→ The exercise: Search the material for the word "Cantidad" and report each line where it turns up.

* begin Records provided *

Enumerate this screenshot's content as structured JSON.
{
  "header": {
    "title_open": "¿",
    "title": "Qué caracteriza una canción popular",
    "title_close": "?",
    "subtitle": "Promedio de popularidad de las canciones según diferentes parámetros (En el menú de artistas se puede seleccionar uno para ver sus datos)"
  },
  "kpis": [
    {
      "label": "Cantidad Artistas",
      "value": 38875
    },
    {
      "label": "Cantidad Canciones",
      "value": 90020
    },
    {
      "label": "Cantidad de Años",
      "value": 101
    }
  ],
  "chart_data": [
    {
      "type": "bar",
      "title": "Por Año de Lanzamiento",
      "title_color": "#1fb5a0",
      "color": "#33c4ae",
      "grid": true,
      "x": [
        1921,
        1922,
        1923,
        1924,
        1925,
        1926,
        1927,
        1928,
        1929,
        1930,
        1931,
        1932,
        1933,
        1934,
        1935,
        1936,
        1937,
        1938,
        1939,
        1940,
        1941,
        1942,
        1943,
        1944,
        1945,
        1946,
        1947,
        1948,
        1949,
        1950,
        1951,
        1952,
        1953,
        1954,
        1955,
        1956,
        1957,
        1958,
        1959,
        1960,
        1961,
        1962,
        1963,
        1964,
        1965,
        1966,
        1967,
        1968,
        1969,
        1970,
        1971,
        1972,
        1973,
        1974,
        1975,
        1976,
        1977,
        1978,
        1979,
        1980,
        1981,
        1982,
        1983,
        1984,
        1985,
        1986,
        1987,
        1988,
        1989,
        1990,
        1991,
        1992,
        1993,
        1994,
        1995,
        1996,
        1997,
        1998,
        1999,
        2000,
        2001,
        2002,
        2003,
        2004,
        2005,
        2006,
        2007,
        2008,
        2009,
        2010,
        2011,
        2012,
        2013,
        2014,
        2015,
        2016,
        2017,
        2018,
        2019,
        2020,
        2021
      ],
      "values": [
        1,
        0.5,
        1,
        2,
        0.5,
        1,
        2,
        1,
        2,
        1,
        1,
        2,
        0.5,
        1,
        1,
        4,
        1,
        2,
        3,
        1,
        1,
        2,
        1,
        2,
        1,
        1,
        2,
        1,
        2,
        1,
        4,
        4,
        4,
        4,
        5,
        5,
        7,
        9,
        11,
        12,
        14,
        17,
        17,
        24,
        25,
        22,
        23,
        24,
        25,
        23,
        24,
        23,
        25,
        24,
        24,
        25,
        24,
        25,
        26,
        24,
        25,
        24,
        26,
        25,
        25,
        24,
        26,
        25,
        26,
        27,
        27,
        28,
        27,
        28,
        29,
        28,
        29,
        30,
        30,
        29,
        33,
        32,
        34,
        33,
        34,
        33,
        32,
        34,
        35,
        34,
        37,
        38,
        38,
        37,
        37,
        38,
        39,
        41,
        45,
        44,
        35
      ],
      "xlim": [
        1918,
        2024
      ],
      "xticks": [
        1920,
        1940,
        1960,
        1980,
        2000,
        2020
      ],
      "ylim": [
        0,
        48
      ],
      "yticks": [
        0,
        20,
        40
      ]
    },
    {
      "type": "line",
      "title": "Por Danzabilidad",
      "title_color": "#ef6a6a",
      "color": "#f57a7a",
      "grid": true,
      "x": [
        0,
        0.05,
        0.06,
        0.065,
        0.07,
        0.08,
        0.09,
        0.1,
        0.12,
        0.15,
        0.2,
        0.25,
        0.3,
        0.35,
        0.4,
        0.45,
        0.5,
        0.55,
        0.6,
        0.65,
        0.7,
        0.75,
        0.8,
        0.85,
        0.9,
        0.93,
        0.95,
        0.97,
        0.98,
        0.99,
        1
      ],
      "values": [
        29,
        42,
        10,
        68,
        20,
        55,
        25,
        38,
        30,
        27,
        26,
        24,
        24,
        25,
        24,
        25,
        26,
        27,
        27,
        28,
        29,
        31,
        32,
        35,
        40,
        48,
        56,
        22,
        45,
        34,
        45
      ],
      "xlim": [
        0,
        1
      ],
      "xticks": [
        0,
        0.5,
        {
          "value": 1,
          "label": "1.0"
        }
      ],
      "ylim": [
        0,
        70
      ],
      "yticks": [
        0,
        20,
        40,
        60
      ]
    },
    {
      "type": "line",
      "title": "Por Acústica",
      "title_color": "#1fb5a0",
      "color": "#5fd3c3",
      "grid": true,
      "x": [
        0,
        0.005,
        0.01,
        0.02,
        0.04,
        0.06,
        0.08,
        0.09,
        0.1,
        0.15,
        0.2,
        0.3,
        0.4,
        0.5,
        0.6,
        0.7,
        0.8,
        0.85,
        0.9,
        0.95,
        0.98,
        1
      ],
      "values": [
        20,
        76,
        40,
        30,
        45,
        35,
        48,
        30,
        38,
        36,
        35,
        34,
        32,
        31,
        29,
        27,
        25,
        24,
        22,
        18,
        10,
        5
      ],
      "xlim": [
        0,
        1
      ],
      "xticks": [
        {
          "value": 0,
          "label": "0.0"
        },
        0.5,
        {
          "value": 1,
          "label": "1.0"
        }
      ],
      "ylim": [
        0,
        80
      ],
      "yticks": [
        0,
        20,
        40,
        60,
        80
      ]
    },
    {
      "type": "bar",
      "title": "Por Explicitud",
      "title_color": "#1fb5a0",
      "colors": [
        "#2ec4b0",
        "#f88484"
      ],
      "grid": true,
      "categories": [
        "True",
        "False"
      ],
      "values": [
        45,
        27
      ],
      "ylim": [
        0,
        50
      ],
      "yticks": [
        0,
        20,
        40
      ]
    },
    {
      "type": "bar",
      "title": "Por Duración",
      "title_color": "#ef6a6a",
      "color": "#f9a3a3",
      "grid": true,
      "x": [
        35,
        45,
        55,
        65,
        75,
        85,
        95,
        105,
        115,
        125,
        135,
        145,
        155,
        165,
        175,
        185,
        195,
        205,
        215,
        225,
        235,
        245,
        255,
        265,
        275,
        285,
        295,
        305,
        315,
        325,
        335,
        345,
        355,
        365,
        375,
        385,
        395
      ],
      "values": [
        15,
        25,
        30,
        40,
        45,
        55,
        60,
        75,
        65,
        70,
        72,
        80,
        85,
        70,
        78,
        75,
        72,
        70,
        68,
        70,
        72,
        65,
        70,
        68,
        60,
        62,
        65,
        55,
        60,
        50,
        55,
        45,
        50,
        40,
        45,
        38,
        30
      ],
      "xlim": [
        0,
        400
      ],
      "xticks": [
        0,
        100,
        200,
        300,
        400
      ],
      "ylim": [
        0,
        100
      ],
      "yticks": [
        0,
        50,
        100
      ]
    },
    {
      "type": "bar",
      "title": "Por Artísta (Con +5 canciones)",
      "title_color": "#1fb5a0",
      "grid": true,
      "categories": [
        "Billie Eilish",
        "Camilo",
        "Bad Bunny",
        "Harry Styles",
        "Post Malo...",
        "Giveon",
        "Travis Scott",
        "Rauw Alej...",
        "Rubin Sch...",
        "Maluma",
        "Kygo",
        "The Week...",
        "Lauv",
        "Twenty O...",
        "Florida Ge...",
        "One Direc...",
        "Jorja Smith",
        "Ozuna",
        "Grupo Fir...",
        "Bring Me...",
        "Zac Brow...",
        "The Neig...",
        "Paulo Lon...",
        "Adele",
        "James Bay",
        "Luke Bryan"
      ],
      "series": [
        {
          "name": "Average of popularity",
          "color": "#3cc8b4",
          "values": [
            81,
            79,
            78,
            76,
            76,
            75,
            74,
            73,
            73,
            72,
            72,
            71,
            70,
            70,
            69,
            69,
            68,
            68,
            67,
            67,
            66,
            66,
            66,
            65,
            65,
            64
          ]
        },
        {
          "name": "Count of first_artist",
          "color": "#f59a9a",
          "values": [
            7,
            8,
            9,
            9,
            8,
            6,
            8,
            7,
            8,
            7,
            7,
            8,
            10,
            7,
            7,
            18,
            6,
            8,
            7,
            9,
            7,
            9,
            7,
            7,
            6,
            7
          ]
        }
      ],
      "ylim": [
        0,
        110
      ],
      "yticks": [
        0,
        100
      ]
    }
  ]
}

* end Records provided *

→ Worked solution:
      "label": "Cantidad Artistas",
      "label": "Cantidad Canciones",
      "label": "Cantidad de Años",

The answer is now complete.